> _Entries provided_
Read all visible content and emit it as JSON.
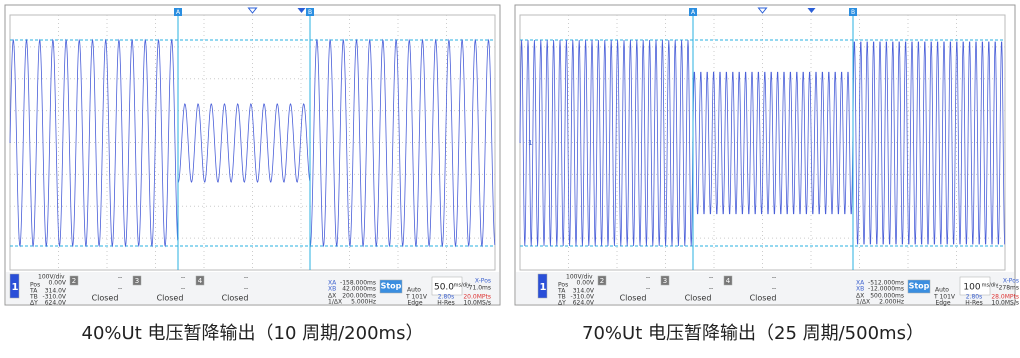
{
  "panels": [
    {
      "caption": "40%Ut 电压暂降输出（10 周期/200ms）",
      "marker_a": "A",
      "marker_b": "B",
      "status": [
        "1",
        "100V/div",
        "0.00V",
        "Pos",
        "TA",
        "314.0V",
        "TB",
        "-310.0V",
        "ΔY",
        "624.0V",
        "2",
        "--",
        "--",
        "Closed",
        "3",
        "--",
        "--",
        "Closed",
        "4",
        "--",
        "--",
        "Closed",
        "XA",
        "-158.000ms",
        "XB",
        "42.0000ms",
        "ΔX",
        "200.000ms",
        "1/ΔX",
        "5.000Hz",
        "Stop",
        "Auto",
        "T",
        "101V",
        "Edge",
        "50.0",
        "ms/div",
        "X-Pos",
        "-71.0ms",
        "2.80s",
        "20.0MPts",
        "H-Res",
        "10.0MS/s"
      ]
    },
    {
      "caption": "70%Ut 电压暂降输出（25 周期/500ms）",
      "marker_a": "A",
      "marker_b": "B",
      "channel_marker": "1",
      "status": [
        "1",
        "100V/div",
        "0.00V",
        "Pos",
        "TA",
        "314.0V",
        "TB",
        "-310.0V",
        "ΔY",
        "624.0V",
        "2",
        "--",
        "--",
        "Closed",
        "3",
        "--",
        "--",
        "Closed",
        "4",
        "--",
        "--",
        "Closed",
        "XA",
        "-512.000ms",
        "XB",
        "-12.0000ms",
        "ΔX",
        "500.000ms",
        "1/ΔX",
        "2.000Hz",
        "Stop",
        "Auto",
        "T",
        "101V",
        "Edge",
        "100",
        "ms/div",
        "X-Pos",
        "-278ms",
        "2.80s",
        "28.0MPts",
        "H-Res",
        "10.0MS/s"
      ]
    }
  ]
}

> _Task prompt_
Reproduce the data above in full, exactly as it is, with the pictures left out.

> _Expected answer_
Read all visible content and emit it as JSON.
{
  "panels": [
    {
      "caption": "40%Ut 电压暂降输出（10 周期/200ms）",
      "marker_a": "A",
      "marker_b": "B",
      "status": [
        "1",
        "100V/div",
        "0.00V",
        "Pos",
        "TA",
        "314.0V",
        "TB",
        "-310.0V",
        "ΔY",
        "624.0V",
        "2",
        "--",
        "--",
        "Closed",
        "3",
        "--",
        "--",
        "Closed",
        "4",
        "--",
        "--",
        "Closed",
        "XA",
        "-158.000ms",
        "XB",
        "42.0000ms",
        "ΔX",
        "200.000ms",
        "1/ΔX",
        "5.000Hz",
        "Stop",
        "Auto",
        "T",
        "101V",
        "Edge",
        "50.0",
        "ms/div",
        "X-Pos",
        "-71.0ms",
        "2.80s",
        "20.0MPts",
        "H-Res",
        "10.0MS/s"
      ]
    },
    {
      "caption": "70%Ut 电压暂降输出（25 周期/500ms）",
      "marker_a": "A",
      "marker_b": "B",
      "channel_marker": "1",
      "status": [
        "1",
        "100V/div",
        "0.00V",
        "Pos",
        "TA",
        "314.0V",
        "TB",
        "-310.0V",
        "ΔY",
        "624.0V",
        "2",
        "--",
        "--",
        "Closed",
        "3",
        "--",
        "--",
        "Closed",
        "4",
        "--",
        "--",
        "Closed",
        "XA",
        "-512.000ms",
        "XB",
        "-12.0000ms",
        "ΔX",
        "500.000ms",
        "1/ΔX",
        "2.000Hz",
        "Stop",
        "Auto",
        "T",
        "101V",
        "Edge",
        "100",
        "ms/div",
        "X-Pos",
        "-278ms",
        "2.80s",
        "28.0MPts",
        "H-Res",
        "10.0MS/s"
      ]
    }
  ]
}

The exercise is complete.